* YOUR OBJECTIVE: Copy out each line of the listing that has the word "bien" in it.

=== ENTRIES PROVIDED ===

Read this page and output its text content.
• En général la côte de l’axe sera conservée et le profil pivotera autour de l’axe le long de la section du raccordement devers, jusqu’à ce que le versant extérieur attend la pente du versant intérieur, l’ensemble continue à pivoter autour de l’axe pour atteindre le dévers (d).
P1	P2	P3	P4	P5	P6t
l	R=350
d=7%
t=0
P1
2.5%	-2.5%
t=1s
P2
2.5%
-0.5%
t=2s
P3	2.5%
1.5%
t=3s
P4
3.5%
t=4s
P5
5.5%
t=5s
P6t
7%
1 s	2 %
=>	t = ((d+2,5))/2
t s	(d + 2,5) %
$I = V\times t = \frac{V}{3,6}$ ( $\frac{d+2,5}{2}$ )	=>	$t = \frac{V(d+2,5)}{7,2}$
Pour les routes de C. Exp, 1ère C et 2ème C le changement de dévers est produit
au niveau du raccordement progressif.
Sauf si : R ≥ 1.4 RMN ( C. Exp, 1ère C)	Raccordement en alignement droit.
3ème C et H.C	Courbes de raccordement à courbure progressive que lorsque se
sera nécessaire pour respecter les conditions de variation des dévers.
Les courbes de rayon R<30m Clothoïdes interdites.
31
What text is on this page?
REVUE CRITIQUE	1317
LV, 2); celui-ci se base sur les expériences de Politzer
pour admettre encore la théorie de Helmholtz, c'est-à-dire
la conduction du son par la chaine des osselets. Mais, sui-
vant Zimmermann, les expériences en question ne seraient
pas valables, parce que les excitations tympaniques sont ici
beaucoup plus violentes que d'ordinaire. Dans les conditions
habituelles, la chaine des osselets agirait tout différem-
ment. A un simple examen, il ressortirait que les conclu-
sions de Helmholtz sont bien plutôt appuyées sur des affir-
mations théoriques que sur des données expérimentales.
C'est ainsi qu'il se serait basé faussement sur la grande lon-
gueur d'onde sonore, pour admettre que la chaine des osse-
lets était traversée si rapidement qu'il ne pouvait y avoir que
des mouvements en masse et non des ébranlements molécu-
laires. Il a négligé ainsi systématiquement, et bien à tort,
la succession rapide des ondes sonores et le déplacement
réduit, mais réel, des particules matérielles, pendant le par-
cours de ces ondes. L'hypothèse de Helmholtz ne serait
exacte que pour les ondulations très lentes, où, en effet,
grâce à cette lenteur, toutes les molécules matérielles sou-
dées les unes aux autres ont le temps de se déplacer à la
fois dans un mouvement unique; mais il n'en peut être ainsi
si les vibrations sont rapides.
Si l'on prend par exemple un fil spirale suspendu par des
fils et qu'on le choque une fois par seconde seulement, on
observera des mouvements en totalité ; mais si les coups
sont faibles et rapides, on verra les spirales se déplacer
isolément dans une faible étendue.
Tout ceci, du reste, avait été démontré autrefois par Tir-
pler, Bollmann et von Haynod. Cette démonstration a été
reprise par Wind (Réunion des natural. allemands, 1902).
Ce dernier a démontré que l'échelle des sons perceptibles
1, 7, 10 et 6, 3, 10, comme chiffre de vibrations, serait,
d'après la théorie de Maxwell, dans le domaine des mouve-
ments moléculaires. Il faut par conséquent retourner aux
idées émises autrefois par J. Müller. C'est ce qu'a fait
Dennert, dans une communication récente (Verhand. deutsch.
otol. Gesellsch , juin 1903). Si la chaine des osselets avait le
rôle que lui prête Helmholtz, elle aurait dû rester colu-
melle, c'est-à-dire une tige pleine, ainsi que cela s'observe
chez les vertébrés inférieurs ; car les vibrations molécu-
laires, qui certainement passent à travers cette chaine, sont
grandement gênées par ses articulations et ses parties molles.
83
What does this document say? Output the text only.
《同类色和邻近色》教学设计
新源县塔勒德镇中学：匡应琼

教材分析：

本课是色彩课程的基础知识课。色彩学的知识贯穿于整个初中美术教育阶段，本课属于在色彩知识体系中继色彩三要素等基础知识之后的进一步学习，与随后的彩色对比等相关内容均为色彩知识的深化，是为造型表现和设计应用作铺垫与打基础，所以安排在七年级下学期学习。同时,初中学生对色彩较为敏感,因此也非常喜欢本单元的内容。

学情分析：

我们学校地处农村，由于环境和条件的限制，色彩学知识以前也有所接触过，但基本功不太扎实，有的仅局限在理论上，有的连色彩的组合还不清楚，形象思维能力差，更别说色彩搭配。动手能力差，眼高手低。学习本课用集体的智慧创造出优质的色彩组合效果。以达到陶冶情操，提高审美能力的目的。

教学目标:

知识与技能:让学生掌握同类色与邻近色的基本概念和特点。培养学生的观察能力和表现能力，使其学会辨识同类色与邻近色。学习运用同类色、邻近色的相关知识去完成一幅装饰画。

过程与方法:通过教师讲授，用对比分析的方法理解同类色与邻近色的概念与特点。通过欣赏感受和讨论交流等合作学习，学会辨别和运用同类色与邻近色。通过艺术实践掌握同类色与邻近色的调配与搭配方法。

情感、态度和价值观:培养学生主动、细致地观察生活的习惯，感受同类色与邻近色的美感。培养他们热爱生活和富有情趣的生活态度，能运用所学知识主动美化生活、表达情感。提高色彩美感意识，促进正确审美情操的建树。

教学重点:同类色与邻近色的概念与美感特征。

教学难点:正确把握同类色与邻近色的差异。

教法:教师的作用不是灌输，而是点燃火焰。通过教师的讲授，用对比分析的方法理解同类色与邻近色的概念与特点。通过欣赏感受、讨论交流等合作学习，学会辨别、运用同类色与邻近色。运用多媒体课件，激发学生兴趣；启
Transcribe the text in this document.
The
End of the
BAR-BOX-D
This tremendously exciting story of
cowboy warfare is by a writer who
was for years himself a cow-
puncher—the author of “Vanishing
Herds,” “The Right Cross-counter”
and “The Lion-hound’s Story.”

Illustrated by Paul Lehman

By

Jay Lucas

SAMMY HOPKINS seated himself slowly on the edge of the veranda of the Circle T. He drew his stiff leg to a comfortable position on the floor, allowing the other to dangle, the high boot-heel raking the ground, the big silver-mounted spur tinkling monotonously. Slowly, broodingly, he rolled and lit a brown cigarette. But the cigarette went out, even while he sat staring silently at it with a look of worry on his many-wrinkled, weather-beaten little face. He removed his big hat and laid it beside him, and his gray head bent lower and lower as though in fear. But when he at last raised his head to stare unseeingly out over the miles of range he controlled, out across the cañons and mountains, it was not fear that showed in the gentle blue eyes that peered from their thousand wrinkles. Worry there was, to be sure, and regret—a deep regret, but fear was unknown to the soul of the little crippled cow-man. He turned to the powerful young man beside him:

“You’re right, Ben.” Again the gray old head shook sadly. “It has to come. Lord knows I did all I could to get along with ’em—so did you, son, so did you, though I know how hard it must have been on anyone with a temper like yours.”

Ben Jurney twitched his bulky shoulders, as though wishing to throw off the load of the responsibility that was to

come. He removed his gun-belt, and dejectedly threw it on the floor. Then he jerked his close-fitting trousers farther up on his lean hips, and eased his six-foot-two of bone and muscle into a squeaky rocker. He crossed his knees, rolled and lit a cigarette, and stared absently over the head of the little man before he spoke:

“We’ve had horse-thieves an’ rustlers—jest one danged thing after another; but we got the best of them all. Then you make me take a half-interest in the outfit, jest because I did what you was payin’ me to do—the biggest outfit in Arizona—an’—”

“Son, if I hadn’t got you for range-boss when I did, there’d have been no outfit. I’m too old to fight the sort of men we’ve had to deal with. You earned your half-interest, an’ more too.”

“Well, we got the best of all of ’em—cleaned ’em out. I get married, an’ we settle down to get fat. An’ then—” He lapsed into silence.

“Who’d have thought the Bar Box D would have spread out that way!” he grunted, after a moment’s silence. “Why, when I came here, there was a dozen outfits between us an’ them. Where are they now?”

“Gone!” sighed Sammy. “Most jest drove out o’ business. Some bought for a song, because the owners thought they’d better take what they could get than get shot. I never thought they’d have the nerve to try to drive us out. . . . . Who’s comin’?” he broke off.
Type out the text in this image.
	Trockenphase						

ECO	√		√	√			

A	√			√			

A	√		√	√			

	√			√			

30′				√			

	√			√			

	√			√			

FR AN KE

===

* FULL RESPONSE:
sions de Helmholtz sont bien plutôt appuyées sur des affir-
laires. Il a négligé ainsi systématiquement, et bien à tort,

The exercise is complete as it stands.